Deploying Kubernetes at the edge introduces architectural challenges not seen in centralized datacenters. Edge nodes often run with intermittent, low-bandwidth, or metered connectivity. At scale, relying on a centralized registry over WAN becomes a fragile single point of failure.
Harbor Satellite mitigates this by placing a lightweight local OCI registry at each edge site, powered by Zot. It synchronizes layers from Central Harbor when connectivity is available, then serves local K3s workloads without external dependency.
1. Introduction & Challenges Addressed
Challenges & Solutions
| Edge challenge | Harbor Satellite solution |
|---|---|
| Workload failures during network partitions | Local Zot cache serves images over loopback; WAN status becomes non-blocking for runtime pulls. |
| High bandwidth costs on metered links | Layer-diff synchronization transfers only changed layers. |
| Bootstrapping restricted clusters | Direct Delivery injects images into K3s auto-import path. |
| Credential management at scale | SPIFFE/SPIRE Zero-Touch Registration (ZTR) removes static secrets from edge devices. |
| Certificate lifecycle overhead | SPIRE Workload API rotates X.509 SVIDs automatically. |
2. Reference Architecture
2.1 Network topology
- Cloud/datacenter plane: central registry, fleet management, and identity authority.

- Data excerpt
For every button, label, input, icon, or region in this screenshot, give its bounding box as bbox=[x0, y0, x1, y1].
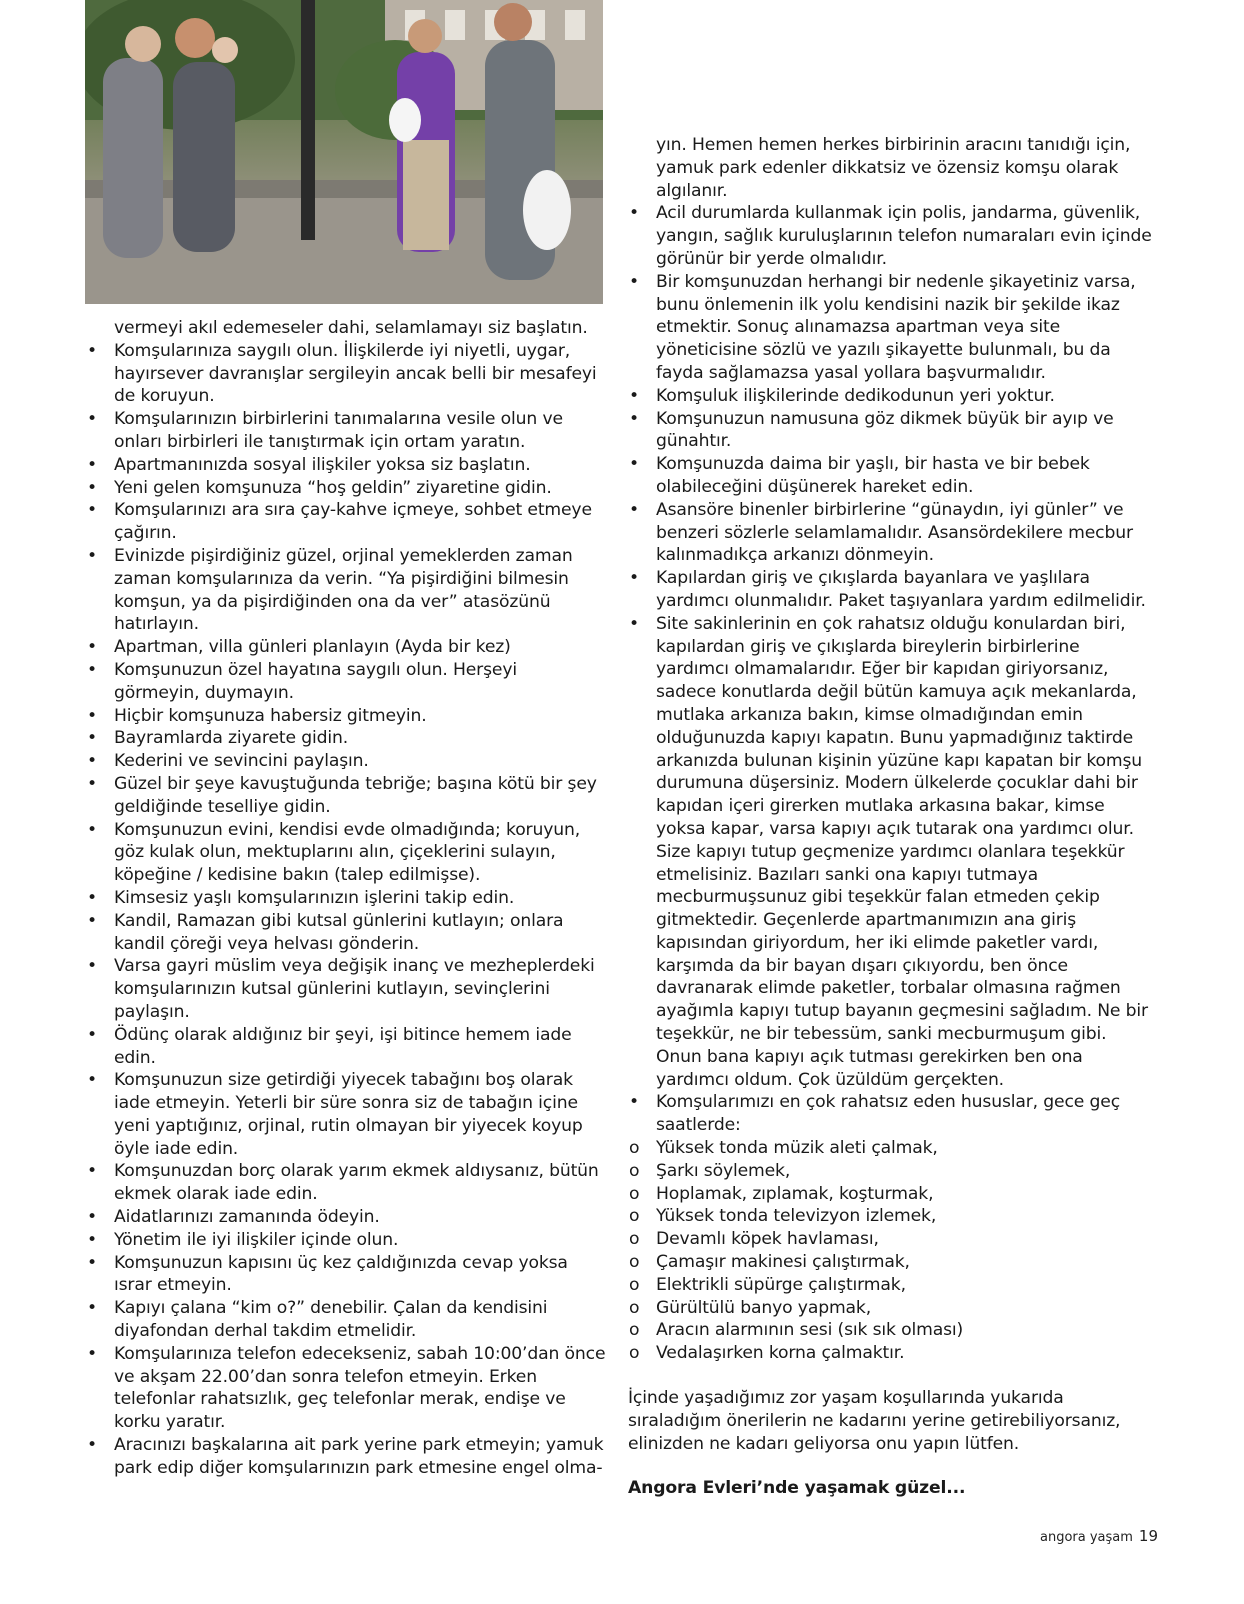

- Tasks to complete
• 1. Answer each of these from the Harbor Satellite text, one answer per line:
(a) What powers the local OCI registry placed at each edge site?
(b) Which Harbor Satellite solution addresses high bandwidth costs on metered links?
(c) What rotates X.509 SVIDs automatically?
• 2. Please retype the Harbor Satellite text without changes, beginning at the words "1. Introduction &" and stopping after "and identity authority.".

- Responses per task
• 1.
(a) Zot.
(b) Layer-diff synchronization, which transfers only changed layers.
(c) The SPIRE Workload API.

• 2.
1. Introduction & Challenges Addressed
Challenges & Solutions
| Edge challenge | Harbor Satellite solution |
|---|---|
| Workload failures during network partitions | Local Zot cache serves images over loopback; WAN status becomes non-blocking for runtime pulls. |
| High bandwidth costs on metered links | Layer-diff synchronization transfers only changed layers. |
| Bootstrapping restricted clusters | Direct Delivery injects images into K3s auto-import path. |
| Credential management at scale | SPIFFE/SPIRE Zero-Touch Registration (ZTR) removes static secrets from edge devices. |
| Certificate lifecycle overhead | SPIRE Workload API rotates X.509 SVIDs automatically. |
2. Reference Architecture
2.1 Network topology
- Cloud/datacenter plane: central registry, fleet management, and identity authority.